■ GOAL ■
Output the data exactly, with every line intact.

■ DATA EXTRACT ■

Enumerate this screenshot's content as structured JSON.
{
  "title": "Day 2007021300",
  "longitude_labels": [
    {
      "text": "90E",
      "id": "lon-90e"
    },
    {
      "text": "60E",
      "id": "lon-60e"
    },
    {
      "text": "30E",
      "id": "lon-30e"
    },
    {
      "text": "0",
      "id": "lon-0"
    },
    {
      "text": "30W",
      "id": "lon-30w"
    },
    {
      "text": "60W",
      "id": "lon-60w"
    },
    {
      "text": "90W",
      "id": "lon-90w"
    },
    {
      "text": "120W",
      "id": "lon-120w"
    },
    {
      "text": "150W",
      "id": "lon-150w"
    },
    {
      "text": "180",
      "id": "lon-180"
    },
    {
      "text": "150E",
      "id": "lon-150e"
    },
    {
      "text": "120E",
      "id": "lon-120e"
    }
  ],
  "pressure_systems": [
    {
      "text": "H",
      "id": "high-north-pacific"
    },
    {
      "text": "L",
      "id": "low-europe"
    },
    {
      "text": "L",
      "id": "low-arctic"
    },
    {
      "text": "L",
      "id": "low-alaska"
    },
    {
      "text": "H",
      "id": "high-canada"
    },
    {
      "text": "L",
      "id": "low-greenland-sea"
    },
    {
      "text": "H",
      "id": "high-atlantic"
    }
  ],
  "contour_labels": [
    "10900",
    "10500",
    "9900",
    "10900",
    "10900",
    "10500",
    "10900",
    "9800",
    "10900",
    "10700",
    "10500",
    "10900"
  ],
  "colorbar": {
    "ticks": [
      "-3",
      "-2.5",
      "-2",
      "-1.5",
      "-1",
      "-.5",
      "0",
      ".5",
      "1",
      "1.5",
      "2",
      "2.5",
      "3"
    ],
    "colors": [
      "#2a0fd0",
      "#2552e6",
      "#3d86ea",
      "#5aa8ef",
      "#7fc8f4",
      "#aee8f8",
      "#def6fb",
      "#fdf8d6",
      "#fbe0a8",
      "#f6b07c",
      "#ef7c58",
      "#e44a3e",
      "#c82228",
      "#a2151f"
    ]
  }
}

■ RESULT OF THIS TASK ■
Enumerate this screenshot's content as structured JSON.
{
  "title": "Day 2007021300",
  "longitude_labels": [
    {
      "text": "90E",
      "id": "lon-90e"
    },
    {
      "text": "60E",
      "id": "lon-60e"
    },
    {
      "text": "30E",
      "id": "lon-30e"
    },
    {
      "text": "0",
      "id": "lon-0"
    },
    {
      "text": "30W",
      "id": "lon-30w"
    },
    {
      "text": "60W",
      "id": "lon-60w"
    },
    {
      "text": "90W",
      "id": "lon-90w"
    },
    {
      "text": "120W",
      "id": "lon-120w"
    },
    {
      "text": "150W",
      "id": "lon-150w"
    },
    {
      "text": "180",
      "id": "lon-180"
    },
    {
      "text": "150E",
      "id": "lon-150e"
    },
    {
      "text": "120E",
      "id": "lon-120e"
    }
  ],
  "pressure_systems": [
    {
      "text": "H",
      "id": "high-north-pacific"
    },
    {
      "text": "L",
      "id": "low-europe"
    },
    {
      "text": "L",
      "id": "low-arctic"
    },
    {
      "text": "L",
      "id": "low-alaska"
    },
    {
      "text": "H",
      "id": "high-canada"
    },
    {
      "text": "L",
      "id": "low-greenland-sea"
    },
    {
      "text": "H",
      "id": "high-atlantic"
    }
  ],
  "contour_labels": [
    "10900",
    "10500",
    "9900",
    "10900",
    "10900",
    "10500",
    "10900",
    "9800",
    "10900",
    "10700",
    "10500",
    "10900"
  ],
  "colorbar": {
    "ticks": [
      "-3",
      "-2.5",
      "-2",
      "-1.5",
      "-1",
      "-.5",
      "0",
      ".5",
      "1",
      "1.5",
      "2",
      "2.5",
      "3"
    ],
    "colors": [
      "#2a0fd0",
      "#2552e6",
      "#3d86ea",
      "#5aa8ef",
      "#7fc8f4",
      "#aee8f8",
      "#def6fb",
      "#fdf8d6",
      "#fbe0a8",
      "#f6b07c",
      "#ef7c58",
      "#e44a3e",
      "#c82228",
      "#a2151f"
    ]
  }
}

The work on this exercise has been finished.